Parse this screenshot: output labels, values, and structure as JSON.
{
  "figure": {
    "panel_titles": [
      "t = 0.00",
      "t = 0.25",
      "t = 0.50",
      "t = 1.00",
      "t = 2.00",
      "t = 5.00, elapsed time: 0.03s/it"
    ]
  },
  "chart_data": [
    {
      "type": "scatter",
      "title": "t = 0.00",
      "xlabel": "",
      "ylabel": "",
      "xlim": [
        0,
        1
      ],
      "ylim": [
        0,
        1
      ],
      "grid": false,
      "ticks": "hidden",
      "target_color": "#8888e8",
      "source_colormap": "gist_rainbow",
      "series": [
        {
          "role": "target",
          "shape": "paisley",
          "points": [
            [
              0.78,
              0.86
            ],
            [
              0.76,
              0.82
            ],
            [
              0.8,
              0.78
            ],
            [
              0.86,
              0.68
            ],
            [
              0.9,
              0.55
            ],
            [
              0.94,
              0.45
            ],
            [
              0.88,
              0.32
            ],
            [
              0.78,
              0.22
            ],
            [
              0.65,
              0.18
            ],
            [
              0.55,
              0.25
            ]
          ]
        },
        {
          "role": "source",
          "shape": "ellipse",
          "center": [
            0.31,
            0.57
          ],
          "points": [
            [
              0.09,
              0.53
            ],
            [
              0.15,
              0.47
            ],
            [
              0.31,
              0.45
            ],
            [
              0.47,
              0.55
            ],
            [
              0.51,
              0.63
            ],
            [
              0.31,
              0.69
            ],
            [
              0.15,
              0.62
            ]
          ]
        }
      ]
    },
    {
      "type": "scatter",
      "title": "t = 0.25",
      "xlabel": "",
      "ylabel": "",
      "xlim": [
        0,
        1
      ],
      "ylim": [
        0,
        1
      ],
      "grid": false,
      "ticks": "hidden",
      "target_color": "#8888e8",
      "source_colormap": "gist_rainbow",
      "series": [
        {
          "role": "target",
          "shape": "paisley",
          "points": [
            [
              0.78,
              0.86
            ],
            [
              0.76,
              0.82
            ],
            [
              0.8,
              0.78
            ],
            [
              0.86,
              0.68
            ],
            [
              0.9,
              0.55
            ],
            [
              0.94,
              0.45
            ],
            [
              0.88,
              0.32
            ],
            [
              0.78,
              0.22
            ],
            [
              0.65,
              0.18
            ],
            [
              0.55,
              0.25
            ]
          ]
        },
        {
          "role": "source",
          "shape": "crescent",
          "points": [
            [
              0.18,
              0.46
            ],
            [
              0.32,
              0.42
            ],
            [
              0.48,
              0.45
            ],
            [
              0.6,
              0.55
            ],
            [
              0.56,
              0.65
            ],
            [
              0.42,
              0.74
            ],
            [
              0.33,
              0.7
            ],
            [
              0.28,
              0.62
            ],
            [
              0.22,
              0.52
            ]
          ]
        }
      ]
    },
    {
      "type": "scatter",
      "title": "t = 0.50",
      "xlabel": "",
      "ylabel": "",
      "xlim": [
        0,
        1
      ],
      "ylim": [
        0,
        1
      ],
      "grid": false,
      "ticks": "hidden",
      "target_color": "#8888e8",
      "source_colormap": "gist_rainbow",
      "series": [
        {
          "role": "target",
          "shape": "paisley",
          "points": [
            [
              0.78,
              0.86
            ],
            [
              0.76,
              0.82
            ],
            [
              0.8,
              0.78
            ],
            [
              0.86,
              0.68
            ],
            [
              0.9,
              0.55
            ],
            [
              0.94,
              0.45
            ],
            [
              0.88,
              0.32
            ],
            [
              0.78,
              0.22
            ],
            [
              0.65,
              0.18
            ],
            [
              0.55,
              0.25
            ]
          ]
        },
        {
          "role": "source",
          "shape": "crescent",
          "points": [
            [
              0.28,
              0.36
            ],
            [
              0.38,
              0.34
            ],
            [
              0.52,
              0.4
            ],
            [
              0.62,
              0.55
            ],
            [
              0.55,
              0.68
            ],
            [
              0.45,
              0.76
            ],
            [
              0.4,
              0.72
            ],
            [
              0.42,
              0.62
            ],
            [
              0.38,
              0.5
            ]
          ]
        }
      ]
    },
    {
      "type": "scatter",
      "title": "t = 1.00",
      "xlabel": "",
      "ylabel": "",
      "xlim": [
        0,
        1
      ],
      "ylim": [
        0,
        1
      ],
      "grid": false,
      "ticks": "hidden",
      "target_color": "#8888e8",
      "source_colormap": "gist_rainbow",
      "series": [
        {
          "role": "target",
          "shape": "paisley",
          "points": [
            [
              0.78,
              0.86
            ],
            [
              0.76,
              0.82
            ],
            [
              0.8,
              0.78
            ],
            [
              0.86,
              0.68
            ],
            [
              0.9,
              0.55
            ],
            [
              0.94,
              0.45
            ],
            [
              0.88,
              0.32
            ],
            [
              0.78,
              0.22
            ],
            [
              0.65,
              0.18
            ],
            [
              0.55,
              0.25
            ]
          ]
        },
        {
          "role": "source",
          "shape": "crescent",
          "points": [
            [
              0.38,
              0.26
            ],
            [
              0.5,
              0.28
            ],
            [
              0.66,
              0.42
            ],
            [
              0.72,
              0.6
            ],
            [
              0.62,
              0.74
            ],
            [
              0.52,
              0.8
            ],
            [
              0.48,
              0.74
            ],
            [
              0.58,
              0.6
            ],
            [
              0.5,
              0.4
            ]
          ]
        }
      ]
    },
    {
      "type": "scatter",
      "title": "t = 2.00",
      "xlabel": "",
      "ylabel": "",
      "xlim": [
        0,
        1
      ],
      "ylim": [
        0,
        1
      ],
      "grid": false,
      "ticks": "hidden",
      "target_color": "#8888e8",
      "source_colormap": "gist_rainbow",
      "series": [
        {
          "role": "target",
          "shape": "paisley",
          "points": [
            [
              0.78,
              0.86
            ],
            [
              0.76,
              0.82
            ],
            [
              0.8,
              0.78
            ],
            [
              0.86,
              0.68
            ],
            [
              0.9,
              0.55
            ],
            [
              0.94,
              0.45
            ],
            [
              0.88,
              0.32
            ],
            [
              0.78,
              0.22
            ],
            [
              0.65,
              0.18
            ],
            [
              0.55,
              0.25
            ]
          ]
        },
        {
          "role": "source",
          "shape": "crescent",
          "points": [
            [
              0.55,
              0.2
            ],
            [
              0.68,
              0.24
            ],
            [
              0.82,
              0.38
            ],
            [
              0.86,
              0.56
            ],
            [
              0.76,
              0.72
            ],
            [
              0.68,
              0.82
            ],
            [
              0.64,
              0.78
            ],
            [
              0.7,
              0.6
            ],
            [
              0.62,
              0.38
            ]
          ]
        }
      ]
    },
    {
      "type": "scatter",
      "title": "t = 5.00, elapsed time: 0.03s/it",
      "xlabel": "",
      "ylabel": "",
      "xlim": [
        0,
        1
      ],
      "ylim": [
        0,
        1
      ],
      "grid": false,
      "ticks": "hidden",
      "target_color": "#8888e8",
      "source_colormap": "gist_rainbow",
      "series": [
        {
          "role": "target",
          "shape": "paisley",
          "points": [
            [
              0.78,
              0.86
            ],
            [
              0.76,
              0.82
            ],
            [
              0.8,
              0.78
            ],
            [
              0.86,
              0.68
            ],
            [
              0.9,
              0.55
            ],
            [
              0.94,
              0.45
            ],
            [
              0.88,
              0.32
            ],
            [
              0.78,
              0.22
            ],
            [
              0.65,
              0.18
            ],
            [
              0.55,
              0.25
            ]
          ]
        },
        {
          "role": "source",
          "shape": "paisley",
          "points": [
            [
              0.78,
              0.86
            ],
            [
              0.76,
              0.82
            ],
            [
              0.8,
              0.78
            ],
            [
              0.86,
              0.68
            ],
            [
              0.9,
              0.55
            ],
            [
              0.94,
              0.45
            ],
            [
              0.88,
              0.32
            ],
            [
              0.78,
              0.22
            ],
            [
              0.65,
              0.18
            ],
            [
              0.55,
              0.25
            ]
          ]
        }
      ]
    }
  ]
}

────────────────────────────────────────

• EXERCISE PROMPT: Copy each line of the data above that holds "elapsed".

• FINAL ANSWER:
      "t = 5.00, elapsed time: 0.03s/it"
      "title": "t = 5.00, elapsed time: 0.03s/it",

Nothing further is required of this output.